→ **Exercise aim**
Copy out the data below as written; omit any images.

→ **Exercise material**
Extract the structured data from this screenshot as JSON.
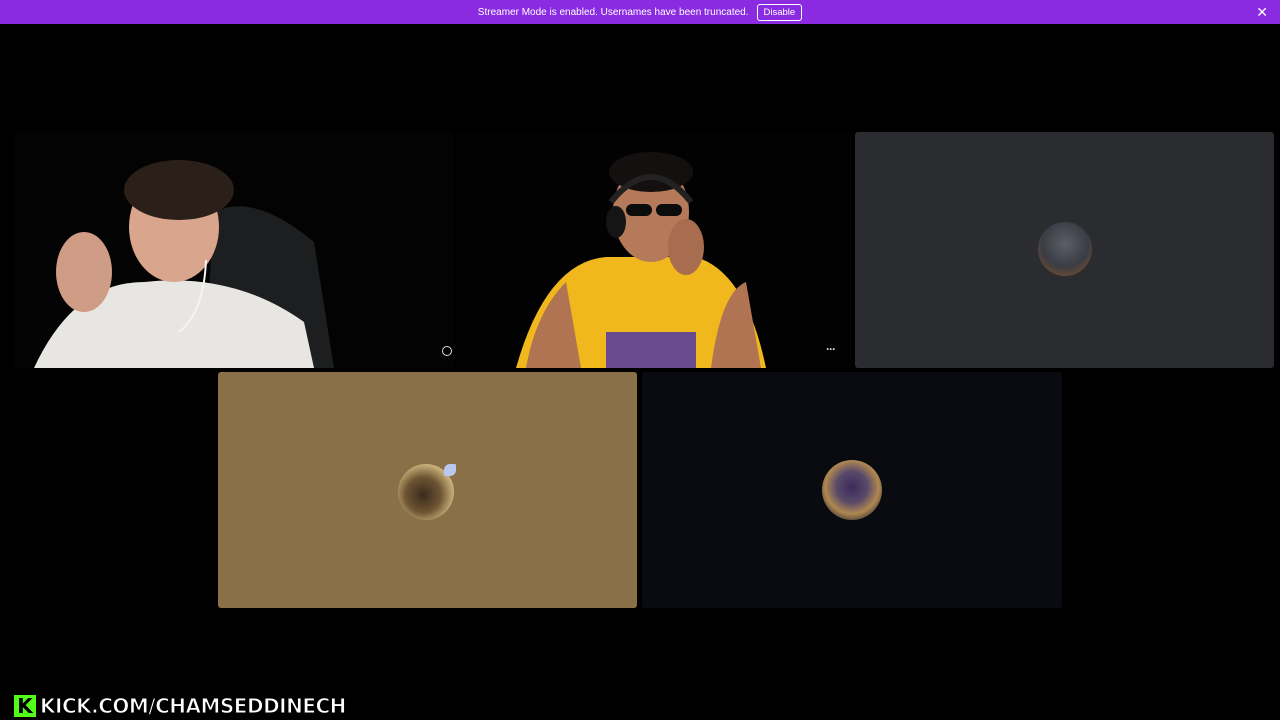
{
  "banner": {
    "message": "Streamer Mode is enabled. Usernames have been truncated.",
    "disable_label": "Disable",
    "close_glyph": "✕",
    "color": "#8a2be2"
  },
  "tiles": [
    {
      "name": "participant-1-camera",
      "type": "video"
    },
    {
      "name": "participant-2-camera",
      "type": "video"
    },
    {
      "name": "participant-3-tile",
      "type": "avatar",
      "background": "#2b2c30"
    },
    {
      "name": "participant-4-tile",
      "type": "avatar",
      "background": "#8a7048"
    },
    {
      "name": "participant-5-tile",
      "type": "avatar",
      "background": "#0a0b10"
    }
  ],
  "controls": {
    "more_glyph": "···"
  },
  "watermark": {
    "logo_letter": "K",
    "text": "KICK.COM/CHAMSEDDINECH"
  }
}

→ **Exercise result**
Extract the structured data from this screenshot as JSON.
{
  "banner": {
    "message": "Streamer Mode is enabled. Usernames have been truncated.",
    "disable_label": "Disable",
    "close_glyph": "✕",
    "color": "#8a2be2"
  },
  "tiles": [
    {
      "name": "participant-1-camera",
      "type": "video"
    },
    {
      "name": "participant-2-camera",
      "type": "video"
    },
    {
      "name": "participant-3-tile",
      "type": "avatar",
      "background": "#2b2c30"
    },
    {
      "name": "participant-4-tile",
      "type": "avatar",
      "background": "#8a7048"
    },
    {
      "name": "participant-5-tile",
      "type": "avatar",
      "background": "#0a0b10"
    }
  ],
  "controls": {
    "more_glyph": "···"
  },
  "watermark": {
    "logo_letter": "K",
    "text": "KICK.COM/CHAMSEDDINECH"
  }
}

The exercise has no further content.